++++ Records to process ++++

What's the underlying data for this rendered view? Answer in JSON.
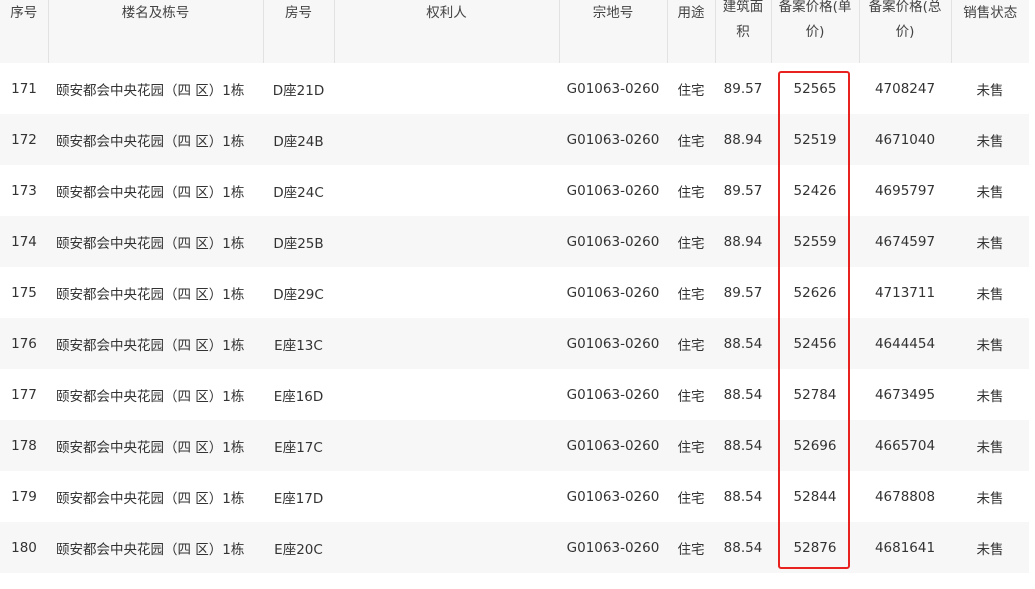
{
  "table": {
    "headers": {
      "seq": "序号",
      "building": "楼名及栋号",
      "room": "房号",
      "owner": "权利人",
      "parcel": "宗地号",
      "usage": "用途",
      "area_line1": "建筑面",
      "area_line2": "积",
      "unit_price_line1": "备案价格(单",
      "unit_price_line2": "价)",
      "total_price_line1": "备案价格(总",
      "total_price_line2": "价)",
      "status": "销售状态"
    },
    "rows": [
      {
        "seq": "171",
        "building": "颐安都会中央花园（四 区）1栋",
        "room": "D座21D",
        "owner": "",
        "parcel": "G01063-0260",
        "usage": "住宅",
        "area": "89.57",
        "unit_price": "52565",
        "total_price": "4708247",
        "status": "未售"
      },
      {
        "seq": "172",
        "building": "颐安都会中央花园（四 区）1栋",
        "room": "D座24B",
        "owner": "",
        "parcel": "G01063-0260",
        "usage": "住宅",
        "area": "88.94",
        "unit_price": "52519",
        "total_price": "4671040",
        "status": "未售"
      },
      {
        "seq": "173",
        "building": "颐安都会中央花园（四 区）1栋",
        "room": "D座24C",
        "owner": "",
        "parcel": "G01063-0260",
        "usage": "住宅",
        "area": "89.57",
        "unit_price": "52426",
        "total_price": "4695797",
        "status": "未售"
      },
      {
        "seq": "174",
        "building": "颐安都会中央花园（四 区）1栋",
        "room": "D座25B",
        "owner": "",
        "parcel": "G01063-0260",
        "usage": "住宅",
        "area": "88.94",
        "unit_price": "52559",
        "total_price": "4674597",
        "status": "未售"
      },
      {
        "seq": "175",
        "building": "颐安都会中央花园（四 区）1栋",
        "room": "D座29C",
        "owner": "",
        "parcel": "G01063-0260",
        "usage": "住宅",
        "area": "89.57",
        "unit_price": "52626",
        "total_price": "4713711",
        "status": "未售"
      },
      {
        "seq": "176",
        "building": "颐安都会中央花园（四 区）1栋",
        "room": "E座13C",
        "owner": "",
        "parcel": "G01063-0260",
        "usage": "住宅",
        "area": "88.54",
        "unit_price": "52456",
        "total_price": "4644454",
        "status": "未售"
      },
      {
        "seq": "177",
        "building": "颐安都会中央花园（四 区）1栋",
        "room": "E座16D",
        "owner": "",
        "parcel": "G01063-0260",
        "usage": "住宅",
        "area": "88.54",
        "unit_price": "52784",
        "total_price": "4673495",
        "status": "未售"
      },
      {
        "seq": "178",
        "building": "颐安都会中央花园（四 区）1栋",
        "room": "E座17C",
        "owner": "",
        "parcel": "G01063-0260",
        "usage": "住宅",
        "area": "88.54",
        "unit_price": "52696",
        "total_price": "4665704",
        "status": "未售"
      },
      {
        "seq": "179",
        "building": "颐安都会中央花园（四 区）1栋",
        "room": "E座17D",
        "owner": "",
        "parcel": "G01063-0260",
        "usage": "住宅",
        "area": "88.54",
        "unit_price": "52844",
        "total_price": "4678808",
        "status": "未售"
      },
      {
        "seq": "180",
        "building": "颐安都会中央花园（四 区）1栋",
        "room": "E座20C",
        "owner": "",
        "parcel": "G01063-0260",
        "usage": "住宅",
        "area": "88.54",
        "unit_price": "52876",
        "total_price": "4681641",
        "status": "未售"
      }
    ]
  },
  "colors": {
    "highlight": "#e8231f",
    "header_bg": "#f7f7f7",
    "stripe_bg": "#f7f7f7"
  }
}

++++

**Aim:**
Count how many lines above contain the word "room". Reply with the number alone.

**Output below:**
11